
  4. Growing the primary education industry isn’t the end goal, at least for local taxpayers. This is especially so when one reviews the hot debate and argument subjects of the past dozen years or so regarding schools. You might find, to your dismay, that the shrinking of primary education is a demographic relief for a growing segment of society.

  5. So… is the message to make Juneau bigger because education industry officials must be supported in the style to which they’ve become entitled, even if they accidentally got 10 million dollars in the hole?
    .
    People who don’t want to pay their fair share of 10 million to bail out their education industry are just being emotional?
    .
    And nobody better be thinking, out loud anyway, about demanding forensic audits of management and financial practices?
    .
    Productive residents don’t have enough nightmares, they need a whiff of “Our public schools educate our electorate and our jury pool.”?
    .
    Would these be the same public schools whose historically abysmal performance is documented at “nationsreportcard.gov/”?
    .
    What should be consolidated, who should be fired to fix such problems, who needs to be taxed, and for how much, to make up the 10 million dollar “shortfall”?
    .
    (‘https://www.nationsreportcard.gov/profiles/stateprofile/overview/AK?cti=PgTab_Findings&chort=2&sub=MAT&sj=AK&fs=Grade&st=MN&year=2022R3&sg=Gender%3A%20Male%20vs.%20Female&sgv=%3F&ts=Single%20Year&tss=2022R3&sfj=NP)

  6. COVID didn’t get you to this, your incompetent administration did.

    You had and still have incremental increasing funding with which to tread water through the manufactured lock down, the entire population had a theft of the PFD, no paychecks or reduced opportunities in the same time frame.

    Don’t look too all of us to fix your problem. You can do that by firing the over educated administration that performed with dismal perfection.

  7. Heheheheheh. Don’t fight them liberals Juneauites back. Just let the consequences roll out. The longer you fight these kind of liberal leaders, the longer they still think there us something worth fighting for. Let them implode which surely will come. Just let it come sooner.

    • Jen, Absolutely right, let it fall down, keep hollerin TIMBER!
      The system is irredeemable and sadly Paulette for all of her good intentions is mistaken, because the President of the School Board at this point can only rearrange the deck chairs on the sinking Titanic that is Alaska Public Education.

      Pull your Kids out of their cesspool, do it now!
-------
-- EXERCISE TASKS --
**1.** According to the school funding comments, what is the size of the shortfall?
**2.** Please write out the part of the school funding comments starting at "Would these be" and ending at "same time frame.".
**3.** Write what comes next in the school funding comments, continuing from their final sentence.
The records are separate material, unrelated to the school funding comments.
-------
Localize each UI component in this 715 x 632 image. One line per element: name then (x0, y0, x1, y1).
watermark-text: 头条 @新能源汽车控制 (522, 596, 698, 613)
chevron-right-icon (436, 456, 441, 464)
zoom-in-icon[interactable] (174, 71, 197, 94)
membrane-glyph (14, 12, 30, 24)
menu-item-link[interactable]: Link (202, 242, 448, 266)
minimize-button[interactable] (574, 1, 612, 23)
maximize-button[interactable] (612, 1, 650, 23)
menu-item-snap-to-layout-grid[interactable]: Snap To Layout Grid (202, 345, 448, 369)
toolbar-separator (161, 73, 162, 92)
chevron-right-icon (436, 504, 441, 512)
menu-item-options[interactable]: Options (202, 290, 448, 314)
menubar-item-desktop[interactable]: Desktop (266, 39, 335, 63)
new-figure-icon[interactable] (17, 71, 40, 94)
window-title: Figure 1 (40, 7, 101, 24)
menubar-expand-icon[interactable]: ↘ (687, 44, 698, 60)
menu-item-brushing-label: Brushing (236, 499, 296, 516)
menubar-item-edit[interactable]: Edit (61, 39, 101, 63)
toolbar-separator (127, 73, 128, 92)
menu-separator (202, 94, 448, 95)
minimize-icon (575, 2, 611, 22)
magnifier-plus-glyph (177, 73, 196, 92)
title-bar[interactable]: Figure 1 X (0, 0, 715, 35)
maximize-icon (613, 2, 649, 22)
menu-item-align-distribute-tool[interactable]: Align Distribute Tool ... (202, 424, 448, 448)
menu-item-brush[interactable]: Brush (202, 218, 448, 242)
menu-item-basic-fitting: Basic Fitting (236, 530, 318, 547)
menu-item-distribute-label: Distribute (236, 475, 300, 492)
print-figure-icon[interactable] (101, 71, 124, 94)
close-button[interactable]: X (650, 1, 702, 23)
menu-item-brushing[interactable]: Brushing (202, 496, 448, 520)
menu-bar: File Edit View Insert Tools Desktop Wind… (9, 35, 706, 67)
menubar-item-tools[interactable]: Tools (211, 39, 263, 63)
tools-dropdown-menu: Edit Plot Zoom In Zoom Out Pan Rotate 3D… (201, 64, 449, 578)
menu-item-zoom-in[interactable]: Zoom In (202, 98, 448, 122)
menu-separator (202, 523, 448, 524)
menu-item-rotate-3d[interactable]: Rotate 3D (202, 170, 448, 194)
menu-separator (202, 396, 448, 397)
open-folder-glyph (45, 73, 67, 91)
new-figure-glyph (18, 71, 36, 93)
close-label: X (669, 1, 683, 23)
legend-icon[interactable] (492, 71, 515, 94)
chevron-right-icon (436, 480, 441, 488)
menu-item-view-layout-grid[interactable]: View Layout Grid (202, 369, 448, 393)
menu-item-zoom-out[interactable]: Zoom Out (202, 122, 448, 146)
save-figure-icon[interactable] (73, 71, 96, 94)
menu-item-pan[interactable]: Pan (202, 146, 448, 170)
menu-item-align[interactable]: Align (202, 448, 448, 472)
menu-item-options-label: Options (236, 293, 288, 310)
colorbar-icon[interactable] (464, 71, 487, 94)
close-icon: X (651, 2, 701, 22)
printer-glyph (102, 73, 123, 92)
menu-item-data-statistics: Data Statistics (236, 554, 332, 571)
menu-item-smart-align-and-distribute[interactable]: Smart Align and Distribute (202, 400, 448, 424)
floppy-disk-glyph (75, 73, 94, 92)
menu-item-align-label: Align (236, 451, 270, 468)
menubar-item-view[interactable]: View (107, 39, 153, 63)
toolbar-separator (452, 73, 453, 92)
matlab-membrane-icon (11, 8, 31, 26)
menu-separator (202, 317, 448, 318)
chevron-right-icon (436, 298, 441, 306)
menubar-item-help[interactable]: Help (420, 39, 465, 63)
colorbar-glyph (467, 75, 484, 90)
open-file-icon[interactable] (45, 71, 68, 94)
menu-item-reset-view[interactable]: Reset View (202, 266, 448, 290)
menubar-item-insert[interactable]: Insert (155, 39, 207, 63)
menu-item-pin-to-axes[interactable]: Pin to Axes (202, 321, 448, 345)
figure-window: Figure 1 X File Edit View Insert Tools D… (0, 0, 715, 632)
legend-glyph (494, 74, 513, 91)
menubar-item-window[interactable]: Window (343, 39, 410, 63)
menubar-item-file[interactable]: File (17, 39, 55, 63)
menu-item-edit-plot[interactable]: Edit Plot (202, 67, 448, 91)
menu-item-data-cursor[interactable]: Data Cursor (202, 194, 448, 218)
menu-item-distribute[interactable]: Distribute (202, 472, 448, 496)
-------
-- SET OF ANSWERS --
**1.** 10 million dollars.

**2.**
Would these be the same public schools whose historically abysmal performance is documented at “nationsreportcard.gov/”?
    .
    What should be consolidated, who should be fired to fix such problems, who needs to be taxed, and for how much, to make up the 10 million dollar “shortfall”?
    .
    (‘https://www.nationsreportcard.gov/profiles/stateprofile/overview/AK?cti=PgTab_Findings&chort=2&sub=MAT&sj=AK&fs=Grade&st=MN&year=2022R3&sg=Gender%3A%20Male%20vs.%20Female&sgv=%3F&ts=Single%20Year&tss=2022R3&sfj=NP)

  6. COVID didn’t get you to this, your incompetent administration did.

    You had and still have incremental increasing funding with which to tread water through the manufactured lock down, the entire population had a theft of the PFD, no paychecks or reduced opportunities in the same time frame.

**3.**
  8. This article is missing a large factor. COVID protocols drove a large percentage of students out when parents found a much better alternative to online learning and masks. The State maintained the CBJ education budget at pre-COVID levels for a year and Juneau Administrators never adjusted their budget. The Juneau School Administrators probably assumed that those students would return, but their parents are probably far happier with their children’s results in their alternative education. I think that’s a large missing piece of information in the article.

  9. Thank you, Paulette for an excellent and well thought out article. It seems educators always seem to think more money is the answer. They shrink from changing boundaries and closing schools. This was done many years ago when responsible board members were the norm.

  10. “…educational research, demographic and budgetary reality, and basic common sense.”
    Now isn’t that a novel idea: smart, forward-thinking leaders instead of narcissistic blowhards… Where are they?

  11. It appears as if the school board has failed in its fiduciary responsibility–its #1 job. They should be recalled for failure. Question: If the student population has declined so drastically, then why retain excess infrastructure? Unfortunately, this school district like many other Alaska school districts is controlled by the Education Industry, including the teachers’ unions and the construction cartel. Because of this, little will change.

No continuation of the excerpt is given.